TASK PROMPT:
Please reproduce word for word everything in the records below, from the line containing "operator: + [75, 175, 99, 212]" down to the line containing "operand-a: 2.43 [583, 296, 719, 333]", with both of those lines included.

───── AVAILABLE RECORDS ─────

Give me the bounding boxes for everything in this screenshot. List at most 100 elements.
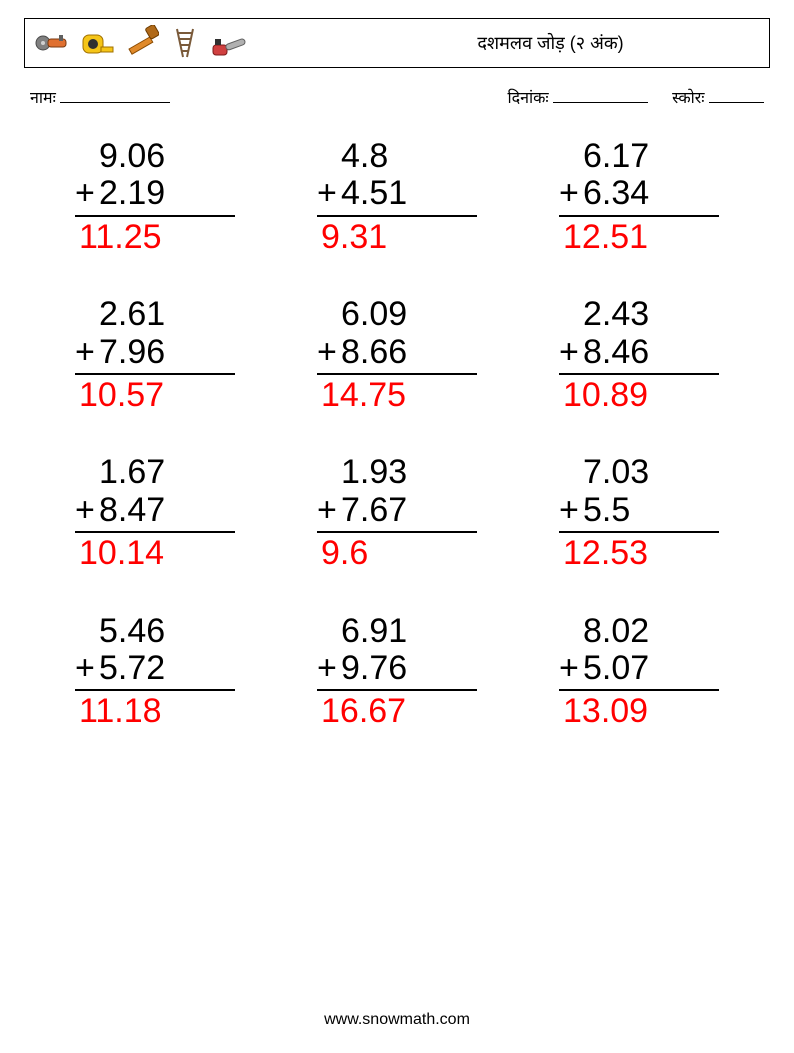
operator: + [75, 175, 99, 212]
problem: 2.61+7.9610.57 [75, 296, 235, 414]
rule-line [317, 215, 477, 217]
meta-row: नामः दिनांकः स्कोरः [24, 86, 770, 108]
operator: + [317, 492, 341, 529]
operator: + [559, 492, 583, 529]
answer: 10.89 [559, 377, 719, 414]
operand-b: 5.07 [583, 650, 719, 687]
problem: 6.09+8.66 14.75 [317, 296, 477, 414]
blank-op [75, 138, 99, 175]
header-box: दशमलव जोड़ (२ अंक) [24, 18, 770, 68]
operand-a: 8.02 [583, 613, 719, 650]
rule-line [75, 531, 235, 533]
operand-a: 6.17 [583, 138, 719, 175]
name-blank [60, 89, 170, 103]
chainsaw-icon [211, 25, 247, 61]
operand-a: 2.43 [583, 296, 719, 333]
problem: 8.02+5.07 13.09 [559, 613, 719, 731]
rule-line [559, 215, 719, 217]
answer: 13.09 [559, 693, 719, 730]
operand-a: 7.03 [583, 454, 719, 491]
tape-measure-icon [79, 25, 115, 61]
score-label: स्कोरः [672, 90, 704, 107]
answer: 16.67 [317, 693, 477, 730]
operator: + [75, 492, 99, 529]
rule-line [75, 373, 235, 375]
operator: + [75, 334, 99, 371]
operand-a: 4.8 [341, 138, 477, 175]
header-icons [35, 25, 247, 61]
rule-line [317, 689, 477, 691]
operand-b: 6.34 [583, 175, 719, 212]
worksheet-title: दशमलव जोड़ (२ अंक) [467, 31, 634, 55]
operator: + [559, 334, 583, 371]
problem: 6.91+9.76 16.67 [317, 613, 477, 731]
operand-b: 8.66 [341, 334, 477, 371]
problem: 4.8+4.51 9.31 [317, 138, 477, 256]
rule-line [75, 215, 235, 217]
problems-grid: 9.06+2.1911.254.8+4.519.316.17+6.3412.51… [24, 138, 770, 731]
operator: + [317, 650, 341, 687]
rule-line [317, 373, 477, 375]
blank-op [317, 138, 341, 175]
blank-op [75, 454, 99, 491]
operator: + [75, 650, 99, 687]
operator: + [317, 175, 341, 212]
answer: 10.14 [75, 535, 235, 572]
score-blank [709, 89, 764, 103]
operand-a: 5.46 [99, 613, 235, 650]
operand-b: 9.76 [341, 650, 477, 687]
score-field: स्कोरः [672, 86, 764, 108]
name-label: नामः [30, 90, 56, 107]
operand-a: 9.06 [99, 138, 235, 175]
answer: 9.31 [317, 219, 477, 256]
operator: + [559, 650, 583, 687]
operand-b: 5.5 [583, 492, 719, 529]
operator: + [317, 334, 341, 371]
operand-a: 6.91 [341, 613, 477, 650]
blank-op [559, 613, 583, 650]
blank-op [317, 613, 341, 650]
answer: 11.18 [75, 693, 235, 730]
grinder-icon [35, 25, 71, 61]
operand-b: 8.46 [583, 334, 719, 371]
problem: 5.46+5.72 11.18 [75, 613, 235, 731]
answer: 12.51 [559, 219, 719, 256]
rule-line [317, 531, 477, 533]
operand-b: 7.67 [341, 492, 477, 529]
blank-op [75, 613, 99, 650]
blank-op [559, 138, 583, 175]
problem: 9.06+2.19 11.25 [75, 138, 235, 256]
worksheet-page: दशमलव जोड़ (२ अंक) नामः दिनांकः स्कोरः 9… [0, 0, 794, 1053]
answer: 9.6 [317, 535, 477, 572]
date-blank [553, 89, 648, 103]
problem: 2.43+8.46 10.89 [559, 296, 719, 414]
operand-a: 6.09 [341, 296, 477, 333]
date-label: दिनांकः [507, 90, 548, 107]
problem: 1.67+8.47 10.14 [75, 454, 235, 572]
pipe-wrench-icon [123, 25, 159, 61]
problem: 7.03+5.5 12.53 [559, 454, 719, 572]
blank-op [559, 454, 583, 491]
operand-a: 1.67 [99, 454, 235, 491]
operator: + [559, 175, 583, 212]
operand-b: 5.72 [99, 650, 235, 687]
rule-line [75, 689, 235, 691]
problem: 1.93+7.67 9.6 [317, 454, 477, 572]
blank-op [317, 454, 341, 491]
operand-b: 2.19 [99, 175, 235, 212]
answer: 14.75 [317, 377, 477, 414]
operand-b: 4.51 [341, 175, 477, 212]
name-field: नामः [30, 86, 507, 108]
operand-a: 2.61 [99, 296, 235, 333]
blank-op [559, 296, 583, 333]
blank-op [317, 296, 341, 333]
rule-line [559, 373, 719, 375]
ladder-icon [167, 25, 203, 61]
operand-b: 8.47 [99, 492, 235, 529]
blank-op [75, 296, 99, 333]
answer: 11.25 [75, 219, 235, 256]
footer-url: www.snowmath.com [0, 1011, 794, 1029]
answer: 12.53 [559, 535, 719, 572]
date-field: दिनांकः [507, 86, 648, 108]
operand-a: 1.93 [341, 454, 477, 491]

─────

WRITTEN RESPONSE:
operator: + [75, 175, 99, 212]
problem: 2.61+7.9610.57 [75, 296, 235, 414]
rule-line [317, 215, 477, 217]
meta-row: नामः दिनांकः स्कोरः [24, 86, 770, 108]
operator: + [317, 492, 341, 529]
operator: + [559, 492, 583, 529]
answer: 10.89 [559, 377, 719, 414]
operand-b: 5.07 [583, 650, 719, 687]
problem: 6.09+8.66 14.75 [317, 296, 477, 414]
blank-op [75, 138, 99, 175]
header-box: दशमलव जोड़ (२ अंक) [24, 18, 770, 68]
operand-a: 8.02 [583, 613, 719, 650]
rule-line [75, 531, 235, 533]
operand-a: 6.17 [583, 138, 719, 175]
name-blank [60, 89, 170, 103]
chainsaw-icon [211, 25, 247, 61]
operand-a: 2.43 [583, 296, 719, 333]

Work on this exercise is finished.